READING PASSAGE:
The Saab Trackfire is a remote weapon station, i.e. a remotely operated weapon system that can be fitted with either medium or light caliber weapons. It can be mounted on vehicles, ships and stationary platforms. It is manufactured by Saab Group.

==Operators==
- Finland
 Ships and vessels using the Trackfire in the Finnish Navy:
- Hamina-class missile boat
- Jehu-class landing craft
- Pansio-class minelayer
- Pohjanmaa-class corvette
- Lithuania
 Ships and vessels using the Trackfire in the Lithuanian Navy:
 Jehu-class landing craft (Lithuanian Navy: Ordered in 2022.)

(Collection entries)
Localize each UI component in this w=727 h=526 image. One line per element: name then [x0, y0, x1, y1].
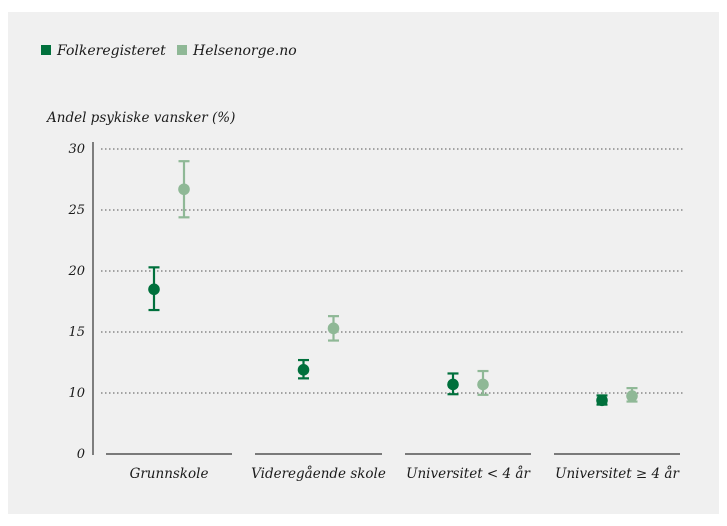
y-tick-label: 20: [67, 264, 85, 279]
data-point: [327, 322, 340, 335]
y-tick-label: 0: [77, 447, 85, 462]
y-tick-label: 30: [68, 142, 85, 157]
gridlines: [101, 148, 685, 394]
data-point: [447, 378, 459, 391]
data-point: [626, 390, 638, 402]
chart-panel: [8, 12, 719, 514]
data-point: [148, 283, 160, 296]
category-label: Grunnskole: [130, 466, 209, 482]
legend: Folkeregisteret Helsenorge.no: [41, 43, 297, 59]
data-point: [297, 364, 310, 376]
y-tick-label: 15: [68, 325, 85, 340]
y-tick-label: 10: [68, 386, 85, 401]
data-point: [596, 394, 608, 407]
legend-label-folkeregisteret: Folkeregisteret: [56, 43, 166, 59]
category-label: Universitet < 4 år: [406, 466, 531, 482]
legend-swatch-helsenorge: [177, 45, 187, 55]
data-point: [178, 183, 190, 196]
legend-swatch-folkeregisteret: [41, 45, 51, 55]
y-axis-label: Andel psykiske vansker (%): [45, 110, 235, 126]
y-tick-labels: 0 10 15 20 25 30: [67, 142, 85, 462]
category-axis: Grunnskole Videregående skole Universitet …: [106, 453, 680, 482]
y-tick-label: 25: [67, 203, 85, 218]
category-label: Videregående skole: [251, 466, 386, 482]
data-marks: [148, 160, 638, 407]
data-point: [477, 378, 489, 391]
legend-label-helsenorge: Helsenorge.no: [192, 43, 297, 59]
category-label: Universitet ≥ 4 år: [555, 466, 680, 482]
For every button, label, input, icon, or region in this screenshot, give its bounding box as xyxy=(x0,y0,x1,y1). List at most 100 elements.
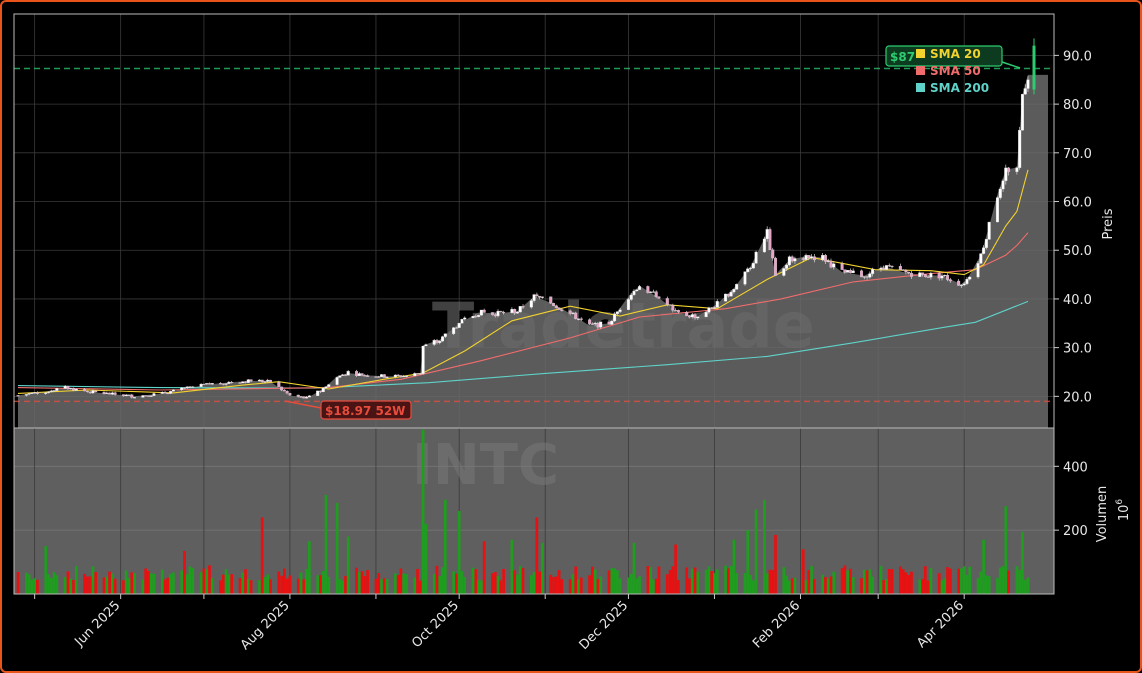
volume-bar xyxy=(513,570,517,594)
volume-bar xyxy=(24,572,28,594)
candle-body xyxy=(224,383,228,385)
volume-bar xyxy=(793,577,797,594)
candle-body xyxy=(207,383,211,385)
volume-bar xyxy=(477,580,480,594)
candle-body xyxy=(884,265,888,270)
volume-bar xyxy=(147,571,150,594)
watermark-bottom: INTC xyxy=(412,433,559,498)
candle-body xyxy=(1020,94,1024,131)
volume-bar xyxy=(471,567,475,594)
volume-bar xyxy=(926,580,930,594)
candle-body xyxy=(676,310,680,313)
candle-body xyxy=(108,392,112,395)
candle-body xyxy=(696,316,700,319)
candle-body xyxy=(360,373,364,376)
volume-bar xyxy=(199,572,203,594)
candle-body xyxy=(246,379,250,383)
volume-bar xyxy=(133,573,136,594)
candle-body xyxy=(879,267,883,270)
candle-body xyxy=(374,376,378,378)
volume-bar xyxy=(960,568,963,594)
volume-bar xyxy=(402,573,406,594)
candle-body xyxy=(130,394,134,398)
candle-body xyxy=(618,309,622,312)
candle-body xyxy=(649,291,653,293)
volume-bar xyxy=(849,568,852,594)
volume-bar xyxy=(441,567,444,594)
volume-bar xyxy=(491,573,494,594)
volume-bar xyxy=(108,571,111,594)
candle-body xyxy=(529,300,533,308)
candle-body xyxy=(166,393,170,395)
volume-bar xyxy=(480,580,483,594)
candle-body xyxy=(460,319,464,324)
volume-bar xyxy=(521,567,525,594)
candle-body xyxy=(765,229,769,240)
volume-bar xyxy=(671,566,675,594)
volume-bar xyxy=(219,580,222,594)
volume-bar xyxy=(732,539,736,594)
candle-body xyxy=(710,307,714,309)
candle-body xyxy=(94,390,98,393)
volume-bar xyxy=(241,572,245,594)
date-tick-label: Oct 2025 xyxy=(409,598,462,651)
volume-bar xyxy=(163,579,167,594)
candle-body xyxy=(626,299,630,310)
candle-body xyxy=(599,321,603,328)
candle-body xyxy=(751,263,755,269)
candle-body xyxy=(1007,167,1011,172)
volume-bar xyxy=(774,534,777,594)
volume-bar xyxy=(541,542,544,594)
volume-bar xyxy=(677,580,680,594)
candle-body xyxy=(69,387,73,390)
candle-body xyxy=(768,229,772,251)
volume-bar xyxy=(946,567,949,594)
candle-body xyxy=(205,383,209,385)
volume-bar xyxy=(921,579,924,594)
candle-body xyxy=(63,386,67,389)
candle-body xyxy=(182,387,186,389)
candle-body xyxy=(244,381,248,383)
volume-bar xyxy=(208,565,211,594)
candle-body xyxy=(821,255,825,260)
candle-body xyxy=(948,279,952,282)
candle-body xyxy=(571,312,575,314)
candle-body xyxy=(515,311,519,314)
candle-body xyxy=(724,293,728,302)
candles xyxy=(16,38,1036,399)
volume-bar xyxy=(812,579,816,594)
high-annotation: $87 xyxy=(885,45,1021,69)
price-tick-label: 50.0 xyxy=(1063,244,1092,259)
volume-bar xyxy=(493,572,497,594)
candle-body xyxy=(704,312,708,318)
candle-body xyxy=(471,316,475,319)
sma20-line xyxy=(17,169,1029,394)
candle-body xyxy=(804,255,808,260)
price-axis-label: Preis xyxy=(1101,208,1116,239)
candle-body xyxy=(105,392,109,394)
candle-body xyxy=(432,340,436,345)
candle-body xyxy=(296,394,300,397)
candle-body xyxy=(490,312,494,315)
volume-bar xyxy=(191,567,195,594)
candle-body xyxy=(102,391,106,394)
volume-bar xyxy=(460,571,464,594)
volume-bar xyxy=(560,579,564,594)
candle-body xyxy=(579,318,583,320)
volume-bar xyxy=(907,575,911,594)
volume-bar xyxy=(632,542,636,594)
candle-body xyxy=(47,391,51,393)
candle-body xyxy=(241,381,245,384)
candle-body xyxy=(49,390,53,392)
candle-body xyxy=(909,273,913,277)
candle-body xyxy=(918,272,922,277)
candle-body xyxy=(590,323,594,325)
volume-bar xyxy=(438,576,442,594)
candle-body xyxy=(518,306,522,313)
candle-body xyxy=(957,280,961,286)
volume-bar xyxy=(901,569,905,594)
volume-bar xyxy=(394,573,397,594)
candle-body xyxy=(463,317,467,320)
candle-body xyxy=(596,322,600,328)
volume-bar xyxy=(887,569,891,594)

REQUIRED TASK A: Find every line in the records that contains the word "axis" and copy each one out in full.
REQUIRED TASK B: Continue the text on the Saab Trackfire weapon station, picking up after its last line.
The Saab Trackfire text and the records are unrelated and stand apart from each other.

RESULT A:
y-axis-label: Andel psykiske vansker (%): [45, 110, 235, 126]
category-axis: Grunnskole Videregående skole Universitet …: [106, 453, 680, 482]
price-axis-label: Preis xyxy=(1101,208,1116,239)

RESULT B:
- Sweden
 Ships and vessels using the Trackfire in the Swedish Navy:
- CB90 HSM
- BevB 88
 Vehicles using the Trackfire in the Swedish Army:
- Sisu GTP (TGB 24) equipped with the Saab Trackfire ARES for the C-UAS role, equipped with a Giraffe 1X radar, and armed with the M230LF (30×113mm) and the FN MAG 58 (7.62×51mm NATO).
- Mercedes-Benz G-Class W461 6×6 (Tgb 15) equipped with the Saab Trackfire ARES for the C-UAS role, equipped with a Giraffe 1X radar, and armed with the M230LF (30×113mm) and the FN MAG 58 (7.62×51mm NATO).